**Written task a**
Copy the passage on memory coherence below in its entirety, without any changes.

For example, cacheable memory is a type of coarse-grained memory where an up-to-date copy of the data can be stored elsewhere (e.g. in an L2 cache).
* *Fine-grained coherence* means the coherence is supported while a CPU/GPU kernel is running.
This can be useful if both host and device are operating on the same dataspace using system-scope atomic operations (e.g. updating an error code or flag to a buffer).
Fine-grained memory implies that up-to-date data may be made visible to others regardless of kernel boundaries as discussed above.

**Written task b**
In the records below, repeat the lines starting at the line containing "radio-circle[interactable] bbox=[198, 639, 211, 652]" and ending at the line containing "list-header: フレンドリネーム デバイス名", including both of those lines.

**Data supplied**
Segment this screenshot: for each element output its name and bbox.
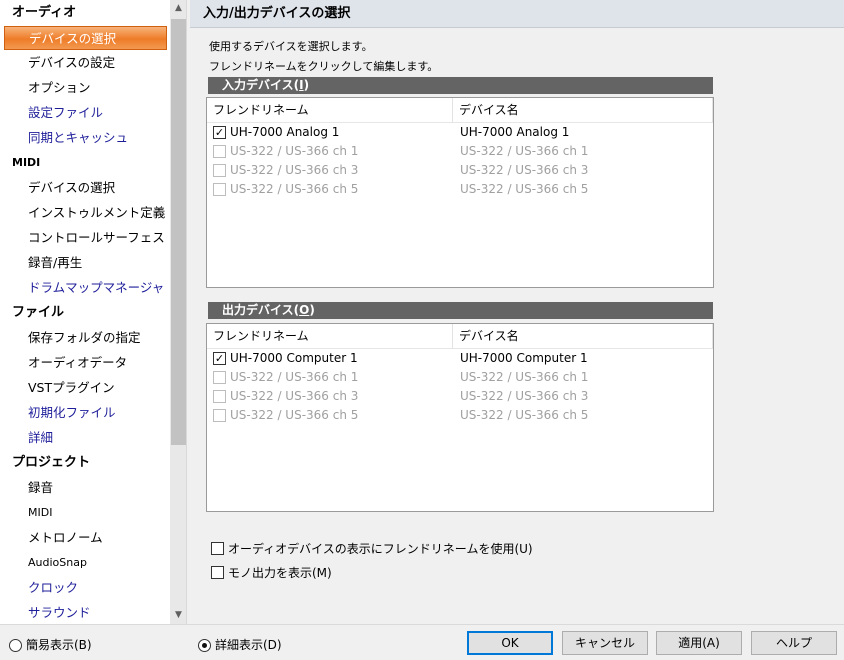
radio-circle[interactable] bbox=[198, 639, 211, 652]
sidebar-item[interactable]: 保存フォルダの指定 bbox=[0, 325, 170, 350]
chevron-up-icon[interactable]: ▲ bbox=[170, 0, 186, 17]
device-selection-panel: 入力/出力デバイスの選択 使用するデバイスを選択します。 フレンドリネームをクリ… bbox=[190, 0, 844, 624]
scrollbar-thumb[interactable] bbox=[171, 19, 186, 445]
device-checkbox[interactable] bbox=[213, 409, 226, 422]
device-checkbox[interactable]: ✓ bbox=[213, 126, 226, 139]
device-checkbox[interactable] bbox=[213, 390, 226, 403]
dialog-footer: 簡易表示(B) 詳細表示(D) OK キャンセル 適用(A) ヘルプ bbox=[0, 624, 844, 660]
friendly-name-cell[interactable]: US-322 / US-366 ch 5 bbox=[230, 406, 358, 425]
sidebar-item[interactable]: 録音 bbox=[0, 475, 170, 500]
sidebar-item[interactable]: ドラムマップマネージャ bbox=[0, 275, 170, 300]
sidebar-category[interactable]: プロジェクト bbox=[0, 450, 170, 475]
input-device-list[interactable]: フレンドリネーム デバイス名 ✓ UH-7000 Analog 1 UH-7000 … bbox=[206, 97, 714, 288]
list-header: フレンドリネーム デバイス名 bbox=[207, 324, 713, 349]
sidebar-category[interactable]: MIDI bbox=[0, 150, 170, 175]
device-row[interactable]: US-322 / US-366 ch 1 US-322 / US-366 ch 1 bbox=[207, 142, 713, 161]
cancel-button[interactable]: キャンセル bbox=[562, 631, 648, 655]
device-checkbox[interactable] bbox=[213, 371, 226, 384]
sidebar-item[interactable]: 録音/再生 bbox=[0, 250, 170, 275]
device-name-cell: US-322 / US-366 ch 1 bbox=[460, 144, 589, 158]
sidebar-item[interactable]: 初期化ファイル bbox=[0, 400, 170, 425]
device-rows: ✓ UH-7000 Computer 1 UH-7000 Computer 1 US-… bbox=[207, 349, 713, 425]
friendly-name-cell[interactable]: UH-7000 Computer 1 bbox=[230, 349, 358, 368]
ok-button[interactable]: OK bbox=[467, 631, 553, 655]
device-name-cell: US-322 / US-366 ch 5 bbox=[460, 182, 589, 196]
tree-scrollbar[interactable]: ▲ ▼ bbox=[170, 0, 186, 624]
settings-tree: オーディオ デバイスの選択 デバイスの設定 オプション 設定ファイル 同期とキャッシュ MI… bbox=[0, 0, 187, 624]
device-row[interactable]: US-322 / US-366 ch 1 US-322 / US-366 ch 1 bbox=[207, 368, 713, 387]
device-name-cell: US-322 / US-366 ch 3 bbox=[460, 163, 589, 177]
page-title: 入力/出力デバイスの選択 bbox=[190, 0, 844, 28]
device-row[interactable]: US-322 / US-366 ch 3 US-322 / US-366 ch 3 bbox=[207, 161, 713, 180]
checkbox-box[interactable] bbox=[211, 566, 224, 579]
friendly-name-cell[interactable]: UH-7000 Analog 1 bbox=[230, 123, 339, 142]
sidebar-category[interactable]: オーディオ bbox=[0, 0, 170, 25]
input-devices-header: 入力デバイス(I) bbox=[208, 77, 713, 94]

**Exercise output a**
For example, cacheable memory is a type of coarse-grained memory where an up-to-date copy of the data can be stored elsewhere (e.g. in an L2 cache).
* *Fine-grained coherence* means the coherence is supported while a CPU/GPU kernel is running.
This can be useful if both host and device are operating on the same dataspace using system-scope atomic operations (e.g. updating an error code or flag to a buffer).
Fine-grained memory implies that up-to-date data may be made visible to others regardless of kernel boundaries as discussed above.

**Exercise output b**
radio-circle[interactable] bbox=[198, 639, 211, 652]
sidebar-item[interactable]: 保存フォルダの指定 bbox=[0, 325, 170, 350]
chevron-up-icon[interactable]: ▲ bbox=[170, 0, 186, 17]
device-selection-panel: 入力/出力デバイスの選択 使用するデバイスを選択します。 フレンドリネームをクリ… bbox=[190, 0, 844, 624]
scrollbar-thumb[interactable] bbox=[171, 19, 186, 445]
device-checkbox[interactable] bbox=[213, 409, 226, 422]
device-checkbox[interactable]: ✓ bbox=[213, 126, 226, 139]
device-checkbox[interactable] bbox=[213, 390, 226, 403]
dialog-footer: 簡易表示(B) 詳細表示(D) OK キャンセル 適用(A) ヘルプ bbox=[0, 624, 844, 660]
friendly-name-cell[interactable]: US-322 / US-366 ch 5 bbox=[230, 406, 358, 425]
sidebar-item[interactable]: 録音 bbox=[0, 475, 170, 500]
sidebar-item[interactable]: ドラムマップマネージャ bbox=[0, 275, 170, 300]
sidebar-category[interactable]: プロジェクト bbox=[0, 450, 170, 475]
input-device-list[interactable]: フレンドリネーム デバイス名 ✓ UH-7000 Analog 1 UH-7000 … bbox=[206, 97, 714, 288]
list-header: フレンドリネーム デバイス名 bbox=[207, 324, 713, 349]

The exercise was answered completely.